:: TASK STATEMENT ::
Copy the listing from its first line through the line containing "- pair-title: 奶龙/SOL", swapping "value" for "amount" and keeping everything else the same.

:: RECORDS PROVIDED ::
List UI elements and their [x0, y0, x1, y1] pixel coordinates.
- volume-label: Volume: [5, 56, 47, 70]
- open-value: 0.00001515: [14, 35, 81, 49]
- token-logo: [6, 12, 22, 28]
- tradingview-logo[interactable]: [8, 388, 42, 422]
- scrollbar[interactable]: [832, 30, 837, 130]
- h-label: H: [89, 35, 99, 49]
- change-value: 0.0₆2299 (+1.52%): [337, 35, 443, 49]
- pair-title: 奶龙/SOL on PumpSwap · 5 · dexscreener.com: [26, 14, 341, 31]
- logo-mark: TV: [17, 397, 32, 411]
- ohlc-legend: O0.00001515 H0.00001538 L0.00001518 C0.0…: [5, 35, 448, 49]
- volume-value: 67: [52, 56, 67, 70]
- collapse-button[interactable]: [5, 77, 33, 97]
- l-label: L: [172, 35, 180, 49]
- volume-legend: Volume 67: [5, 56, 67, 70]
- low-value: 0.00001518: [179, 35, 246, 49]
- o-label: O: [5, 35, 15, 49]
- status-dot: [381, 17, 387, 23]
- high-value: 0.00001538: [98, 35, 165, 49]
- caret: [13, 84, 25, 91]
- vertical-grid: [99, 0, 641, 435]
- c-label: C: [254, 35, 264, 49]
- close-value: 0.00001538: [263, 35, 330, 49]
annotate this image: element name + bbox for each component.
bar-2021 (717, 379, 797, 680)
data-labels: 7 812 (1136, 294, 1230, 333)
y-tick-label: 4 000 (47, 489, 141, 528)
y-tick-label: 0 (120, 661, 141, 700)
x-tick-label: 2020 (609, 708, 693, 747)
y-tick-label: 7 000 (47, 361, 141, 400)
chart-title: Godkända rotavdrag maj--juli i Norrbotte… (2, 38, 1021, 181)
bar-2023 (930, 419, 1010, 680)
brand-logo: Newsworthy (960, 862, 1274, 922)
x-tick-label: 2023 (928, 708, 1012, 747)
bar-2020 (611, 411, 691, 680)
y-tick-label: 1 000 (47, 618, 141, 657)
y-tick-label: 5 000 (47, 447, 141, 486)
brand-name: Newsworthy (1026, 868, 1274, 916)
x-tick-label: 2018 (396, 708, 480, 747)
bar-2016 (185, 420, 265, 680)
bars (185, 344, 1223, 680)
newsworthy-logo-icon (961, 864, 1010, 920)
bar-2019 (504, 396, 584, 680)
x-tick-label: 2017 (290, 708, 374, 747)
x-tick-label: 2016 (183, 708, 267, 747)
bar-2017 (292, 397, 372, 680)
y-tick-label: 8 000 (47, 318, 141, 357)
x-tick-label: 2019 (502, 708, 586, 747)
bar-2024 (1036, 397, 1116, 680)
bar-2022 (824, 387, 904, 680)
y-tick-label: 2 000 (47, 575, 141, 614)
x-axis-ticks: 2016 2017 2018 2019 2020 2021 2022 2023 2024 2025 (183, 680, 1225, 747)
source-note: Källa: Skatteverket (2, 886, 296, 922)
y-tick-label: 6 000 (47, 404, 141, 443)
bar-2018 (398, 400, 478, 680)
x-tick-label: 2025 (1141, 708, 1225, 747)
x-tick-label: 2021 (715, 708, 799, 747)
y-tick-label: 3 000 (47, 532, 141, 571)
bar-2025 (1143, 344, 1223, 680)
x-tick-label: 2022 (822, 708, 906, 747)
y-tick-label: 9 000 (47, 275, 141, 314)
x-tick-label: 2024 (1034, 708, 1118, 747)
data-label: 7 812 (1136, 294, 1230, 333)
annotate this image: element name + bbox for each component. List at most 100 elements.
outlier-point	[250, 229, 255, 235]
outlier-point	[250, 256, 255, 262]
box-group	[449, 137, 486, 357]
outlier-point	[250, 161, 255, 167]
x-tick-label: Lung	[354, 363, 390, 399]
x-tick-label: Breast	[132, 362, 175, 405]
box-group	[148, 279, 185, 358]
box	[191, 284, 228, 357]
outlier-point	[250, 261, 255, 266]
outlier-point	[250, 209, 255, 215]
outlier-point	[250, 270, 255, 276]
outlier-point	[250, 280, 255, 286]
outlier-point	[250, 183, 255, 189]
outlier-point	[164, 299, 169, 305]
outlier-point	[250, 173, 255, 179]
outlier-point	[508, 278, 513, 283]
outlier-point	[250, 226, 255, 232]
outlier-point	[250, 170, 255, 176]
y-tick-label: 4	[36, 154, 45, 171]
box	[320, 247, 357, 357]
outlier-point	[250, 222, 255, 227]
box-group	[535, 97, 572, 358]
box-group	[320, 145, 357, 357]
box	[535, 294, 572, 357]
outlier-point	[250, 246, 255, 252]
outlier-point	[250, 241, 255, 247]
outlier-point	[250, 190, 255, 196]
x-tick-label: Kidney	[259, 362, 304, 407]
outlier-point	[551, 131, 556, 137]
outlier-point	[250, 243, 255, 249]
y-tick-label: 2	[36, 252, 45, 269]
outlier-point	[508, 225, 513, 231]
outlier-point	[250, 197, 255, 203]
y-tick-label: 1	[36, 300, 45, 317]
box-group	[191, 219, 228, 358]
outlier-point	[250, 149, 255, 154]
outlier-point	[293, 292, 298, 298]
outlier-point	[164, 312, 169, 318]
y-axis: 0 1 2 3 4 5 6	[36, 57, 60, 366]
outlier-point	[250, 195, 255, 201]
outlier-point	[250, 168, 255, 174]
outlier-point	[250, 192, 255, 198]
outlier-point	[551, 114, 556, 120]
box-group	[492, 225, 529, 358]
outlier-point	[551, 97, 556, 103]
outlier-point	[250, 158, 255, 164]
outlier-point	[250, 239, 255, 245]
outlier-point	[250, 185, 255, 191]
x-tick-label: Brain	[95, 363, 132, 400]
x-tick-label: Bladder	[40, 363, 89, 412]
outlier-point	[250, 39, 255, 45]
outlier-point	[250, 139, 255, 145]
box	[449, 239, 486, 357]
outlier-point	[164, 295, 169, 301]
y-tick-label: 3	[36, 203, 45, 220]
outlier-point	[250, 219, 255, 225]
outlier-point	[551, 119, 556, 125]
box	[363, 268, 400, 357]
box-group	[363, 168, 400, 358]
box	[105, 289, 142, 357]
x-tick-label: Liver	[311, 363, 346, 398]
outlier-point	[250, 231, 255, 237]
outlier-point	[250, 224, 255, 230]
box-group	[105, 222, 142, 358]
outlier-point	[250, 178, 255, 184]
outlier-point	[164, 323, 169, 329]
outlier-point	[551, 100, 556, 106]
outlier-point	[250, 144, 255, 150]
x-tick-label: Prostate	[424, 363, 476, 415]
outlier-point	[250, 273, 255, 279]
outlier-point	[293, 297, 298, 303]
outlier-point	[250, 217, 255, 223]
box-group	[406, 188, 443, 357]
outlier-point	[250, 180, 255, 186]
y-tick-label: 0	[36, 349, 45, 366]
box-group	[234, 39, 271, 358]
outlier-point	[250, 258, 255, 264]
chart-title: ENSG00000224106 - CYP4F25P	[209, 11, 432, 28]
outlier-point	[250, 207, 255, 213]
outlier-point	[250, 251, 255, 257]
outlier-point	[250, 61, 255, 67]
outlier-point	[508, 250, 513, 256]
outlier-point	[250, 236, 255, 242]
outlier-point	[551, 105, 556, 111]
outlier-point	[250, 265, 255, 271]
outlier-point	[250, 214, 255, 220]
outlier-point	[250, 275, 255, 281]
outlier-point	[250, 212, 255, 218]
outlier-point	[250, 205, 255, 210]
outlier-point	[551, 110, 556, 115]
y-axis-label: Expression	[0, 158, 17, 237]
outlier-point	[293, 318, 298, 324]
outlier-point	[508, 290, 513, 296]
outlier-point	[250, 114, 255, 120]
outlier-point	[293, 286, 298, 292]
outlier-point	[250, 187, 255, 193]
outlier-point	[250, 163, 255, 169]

:: REPLY ::
List UI elements and their [x0, y0, x1, y1] pixel coordinates.
- volume-label: Volume: [5, 56, 47, 70]
- open-amount: 0.00001515: [14, 35, 81, 49]
- token-logo: [6, 12, 22, 28]
- tradingview-logo[interactable]: [8, 388, 42, 422]
- scrollbar[interactable]: [832, 30, 837, 130]
- h-label: H: [89, 35, 99, 49]
- change-amount: 0.0₆2299 (+1.52%): [337, 35, 443, 49]
- pair-title: 奶龙/SOL on PumpSwap · 5 · dexscreener.com: [26, 14, 341, 31]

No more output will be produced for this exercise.